──────── Extracted information ────────

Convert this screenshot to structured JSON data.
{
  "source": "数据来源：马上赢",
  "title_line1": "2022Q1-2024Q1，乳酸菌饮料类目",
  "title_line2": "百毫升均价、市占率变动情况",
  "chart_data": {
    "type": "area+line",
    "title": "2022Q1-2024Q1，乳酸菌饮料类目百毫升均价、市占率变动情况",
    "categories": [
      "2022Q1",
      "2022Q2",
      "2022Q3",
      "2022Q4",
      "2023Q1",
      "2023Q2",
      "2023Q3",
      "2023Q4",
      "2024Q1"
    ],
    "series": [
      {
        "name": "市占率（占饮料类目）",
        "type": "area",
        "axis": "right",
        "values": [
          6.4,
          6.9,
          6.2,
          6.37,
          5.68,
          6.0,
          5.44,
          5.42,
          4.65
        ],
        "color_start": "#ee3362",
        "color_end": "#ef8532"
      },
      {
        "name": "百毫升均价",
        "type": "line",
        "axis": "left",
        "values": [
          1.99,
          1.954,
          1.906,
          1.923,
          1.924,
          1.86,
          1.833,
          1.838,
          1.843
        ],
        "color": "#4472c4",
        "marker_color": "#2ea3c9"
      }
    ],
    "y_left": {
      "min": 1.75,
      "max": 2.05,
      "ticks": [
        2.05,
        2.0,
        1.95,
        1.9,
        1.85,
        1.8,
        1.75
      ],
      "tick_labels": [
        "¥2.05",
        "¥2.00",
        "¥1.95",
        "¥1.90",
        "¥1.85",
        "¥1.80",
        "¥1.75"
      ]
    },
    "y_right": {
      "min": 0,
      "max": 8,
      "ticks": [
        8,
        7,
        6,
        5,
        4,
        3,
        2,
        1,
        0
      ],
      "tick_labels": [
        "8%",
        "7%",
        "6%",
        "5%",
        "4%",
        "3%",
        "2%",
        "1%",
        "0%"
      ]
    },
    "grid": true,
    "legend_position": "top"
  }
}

────────

**Directions for this task:**
Find the number of lines in which the word "市占率变动情况" occurs, and write nothing but that number.

**Correct output:**
2